WHAT THIS TASK INVOLVES:
Gather up all lines that carry the word "energy".

DATA RECORDS:
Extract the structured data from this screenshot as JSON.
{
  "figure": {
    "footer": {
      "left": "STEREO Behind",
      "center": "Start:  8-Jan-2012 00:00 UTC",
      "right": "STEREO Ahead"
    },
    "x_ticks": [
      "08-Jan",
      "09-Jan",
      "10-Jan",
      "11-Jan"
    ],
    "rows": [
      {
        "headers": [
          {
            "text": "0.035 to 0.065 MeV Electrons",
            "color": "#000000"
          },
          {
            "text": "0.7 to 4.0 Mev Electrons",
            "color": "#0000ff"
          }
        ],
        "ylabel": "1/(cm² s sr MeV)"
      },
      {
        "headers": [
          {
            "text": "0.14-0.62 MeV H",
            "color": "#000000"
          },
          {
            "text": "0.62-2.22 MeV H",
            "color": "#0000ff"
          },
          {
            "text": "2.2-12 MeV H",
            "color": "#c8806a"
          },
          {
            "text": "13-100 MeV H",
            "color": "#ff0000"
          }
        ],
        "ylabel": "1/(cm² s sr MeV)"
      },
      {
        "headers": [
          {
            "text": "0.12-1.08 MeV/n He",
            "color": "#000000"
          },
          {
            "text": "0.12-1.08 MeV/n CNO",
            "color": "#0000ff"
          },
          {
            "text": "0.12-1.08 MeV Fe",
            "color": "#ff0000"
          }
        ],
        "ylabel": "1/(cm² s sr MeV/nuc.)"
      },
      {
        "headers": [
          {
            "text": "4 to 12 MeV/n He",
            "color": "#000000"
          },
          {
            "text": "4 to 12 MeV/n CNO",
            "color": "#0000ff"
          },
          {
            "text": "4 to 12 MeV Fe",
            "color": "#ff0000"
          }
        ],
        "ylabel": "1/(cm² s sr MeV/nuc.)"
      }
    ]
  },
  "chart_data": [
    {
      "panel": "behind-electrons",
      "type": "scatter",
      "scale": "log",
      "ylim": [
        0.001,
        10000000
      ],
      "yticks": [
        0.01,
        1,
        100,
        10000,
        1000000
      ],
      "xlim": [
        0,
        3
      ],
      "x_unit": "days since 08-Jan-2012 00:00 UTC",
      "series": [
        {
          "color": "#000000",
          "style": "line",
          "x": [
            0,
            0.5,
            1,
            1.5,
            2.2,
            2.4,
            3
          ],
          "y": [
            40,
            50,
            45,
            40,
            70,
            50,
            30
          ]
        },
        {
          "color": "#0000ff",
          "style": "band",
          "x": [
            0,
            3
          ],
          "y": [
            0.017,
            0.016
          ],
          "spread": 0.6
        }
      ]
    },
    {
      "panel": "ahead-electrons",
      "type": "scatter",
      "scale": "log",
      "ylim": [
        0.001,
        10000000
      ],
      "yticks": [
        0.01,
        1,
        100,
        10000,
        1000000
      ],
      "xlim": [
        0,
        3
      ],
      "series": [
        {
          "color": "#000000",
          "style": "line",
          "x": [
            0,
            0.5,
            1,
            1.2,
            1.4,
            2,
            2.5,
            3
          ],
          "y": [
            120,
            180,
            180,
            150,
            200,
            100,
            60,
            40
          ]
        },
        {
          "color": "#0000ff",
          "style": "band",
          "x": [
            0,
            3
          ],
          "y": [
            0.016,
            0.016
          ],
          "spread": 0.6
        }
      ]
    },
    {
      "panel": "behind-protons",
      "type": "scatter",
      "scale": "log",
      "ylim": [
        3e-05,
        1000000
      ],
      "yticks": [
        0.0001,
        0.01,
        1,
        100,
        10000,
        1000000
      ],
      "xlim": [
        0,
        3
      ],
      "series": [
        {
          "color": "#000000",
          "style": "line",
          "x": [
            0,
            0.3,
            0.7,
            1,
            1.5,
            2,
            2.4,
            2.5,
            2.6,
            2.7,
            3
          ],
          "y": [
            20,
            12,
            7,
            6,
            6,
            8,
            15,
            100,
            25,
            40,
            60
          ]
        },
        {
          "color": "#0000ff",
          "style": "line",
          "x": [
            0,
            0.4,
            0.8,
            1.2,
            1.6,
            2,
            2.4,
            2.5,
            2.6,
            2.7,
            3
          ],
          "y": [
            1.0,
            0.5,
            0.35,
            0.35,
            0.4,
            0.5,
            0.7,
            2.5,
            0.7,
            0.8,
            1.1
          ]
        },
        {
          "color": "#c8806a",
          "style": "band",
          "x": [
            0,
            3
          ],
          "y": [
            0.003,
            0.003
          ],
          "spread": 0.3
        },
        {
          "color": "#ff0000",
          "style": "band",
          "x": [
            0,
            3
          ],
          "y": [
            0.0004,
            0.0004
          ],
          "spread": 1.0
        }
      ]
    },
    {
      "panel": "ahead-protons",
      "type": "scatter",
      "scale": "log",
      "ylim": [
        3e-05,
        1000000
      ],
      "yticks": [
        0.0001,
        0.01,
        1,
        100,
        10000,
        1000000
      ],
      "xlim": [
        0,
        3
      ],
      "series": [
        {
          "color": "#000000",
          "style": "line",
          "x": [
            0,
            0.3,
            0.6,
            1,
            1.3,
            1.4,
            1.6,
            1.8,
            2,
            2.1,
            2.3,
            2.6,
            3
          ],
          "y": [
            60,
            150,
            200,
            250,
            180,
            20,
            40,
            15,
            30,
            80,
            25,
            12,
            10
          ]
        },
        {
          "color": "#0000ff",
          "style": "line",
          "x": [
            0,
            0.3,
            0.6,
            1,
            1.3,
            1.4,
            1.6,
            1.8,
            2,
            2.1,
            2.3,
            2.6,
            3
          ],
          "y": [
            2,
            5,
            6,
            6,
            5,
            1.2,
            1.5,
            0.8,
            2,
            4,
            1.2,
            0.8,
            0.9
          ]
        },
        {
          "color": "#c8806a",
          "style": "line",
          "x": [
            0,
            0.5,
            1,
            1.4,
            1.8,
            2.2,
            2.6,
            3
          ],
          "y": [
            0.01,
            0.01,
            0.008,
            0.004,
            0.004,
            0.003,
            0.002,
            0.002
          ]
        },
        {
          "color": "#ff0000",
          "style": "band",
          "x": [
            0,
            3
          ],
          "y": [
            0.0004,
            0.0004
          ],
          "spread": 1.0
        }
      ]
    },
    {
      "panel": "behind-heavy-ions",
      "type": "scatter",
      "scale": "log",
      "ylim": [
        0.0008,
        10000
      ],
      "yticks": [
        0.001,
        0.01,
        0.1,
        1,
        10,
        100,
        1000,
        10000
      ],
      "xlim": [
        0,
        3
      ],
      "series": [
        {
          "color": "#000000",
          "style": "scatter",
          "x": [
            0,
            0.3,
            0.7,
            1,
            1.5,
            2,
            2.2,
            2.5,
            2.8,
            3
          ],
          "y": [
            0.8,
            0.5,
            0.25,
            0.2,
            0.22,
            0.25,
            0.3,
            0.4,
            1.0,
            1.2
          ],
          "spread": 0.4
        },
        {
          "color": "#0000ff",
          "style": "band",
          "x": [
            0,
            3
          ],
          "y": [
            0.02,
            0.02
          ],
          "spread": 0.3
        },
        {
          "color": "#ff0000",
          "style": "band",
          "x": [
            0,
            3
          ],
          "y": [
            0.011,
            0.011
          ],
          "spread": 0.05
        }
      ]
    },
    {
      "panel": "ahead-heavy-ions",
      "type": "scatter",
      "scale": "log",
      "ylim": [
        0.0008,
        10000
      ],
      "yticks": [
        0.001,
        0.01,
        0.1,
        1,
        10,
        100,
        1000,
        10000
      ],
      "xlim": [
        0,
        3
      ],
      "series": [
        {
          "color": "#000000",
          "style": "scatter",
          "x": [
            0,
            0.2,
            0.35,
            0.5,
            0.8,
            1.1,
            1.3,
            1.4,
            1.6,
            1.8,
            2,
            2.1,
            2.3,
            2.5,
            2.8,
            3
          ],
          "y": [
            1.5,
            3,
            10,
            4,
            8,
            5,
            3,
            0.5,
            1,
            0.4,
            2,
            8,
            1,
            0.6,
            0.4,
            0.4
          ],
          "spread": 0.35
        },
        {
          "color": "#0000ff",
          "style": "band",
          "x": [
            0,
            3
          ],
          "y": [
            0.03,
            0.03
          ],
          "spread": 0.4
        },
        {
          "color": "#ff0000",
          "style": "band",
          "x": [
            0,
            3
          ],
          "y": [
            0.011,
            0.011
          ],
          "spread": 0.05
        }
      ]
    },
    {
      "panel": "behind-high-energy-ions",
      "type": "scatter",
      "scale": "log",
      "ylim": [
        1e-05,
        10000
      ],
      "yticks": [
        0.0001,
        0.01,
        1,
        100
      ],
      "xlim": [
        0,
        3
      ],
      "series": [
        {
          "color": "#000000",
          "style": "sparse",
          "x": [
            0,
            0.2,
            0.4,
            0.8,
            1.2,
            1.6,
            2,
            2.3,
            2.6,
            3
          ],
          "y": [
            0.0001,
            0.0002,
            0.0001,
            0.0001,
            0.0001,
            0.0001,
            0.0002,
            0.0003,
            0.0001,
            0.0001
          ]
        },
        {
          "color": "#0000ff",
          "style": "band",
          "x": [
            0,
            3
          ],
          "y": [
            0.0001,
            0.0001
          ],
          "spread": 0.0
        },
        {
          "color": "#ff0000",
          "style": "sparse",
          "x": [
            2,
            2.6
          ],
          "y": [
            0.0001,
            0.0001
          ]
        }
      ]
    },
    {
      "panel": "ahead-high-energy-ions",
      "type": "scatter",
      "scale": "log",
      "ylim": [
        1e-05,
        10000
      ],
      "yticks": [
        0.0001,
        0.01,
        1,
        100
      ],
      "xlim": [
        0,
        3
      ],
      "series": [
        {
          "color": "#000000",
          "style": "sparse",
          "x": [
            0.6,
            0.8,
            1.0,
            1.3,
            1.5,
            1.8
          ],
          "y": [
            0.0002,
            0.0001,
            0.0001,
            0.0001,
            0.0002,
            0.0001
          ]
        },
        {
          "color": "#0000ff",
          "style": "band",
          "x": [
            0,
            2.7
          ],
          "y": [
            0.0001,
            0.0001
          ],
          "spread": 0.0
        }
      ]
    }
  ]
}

RESULT OF THE TASK:
      "panel": "behind-high-energy-ions",
      "panel": "ahead-high-energy-ions",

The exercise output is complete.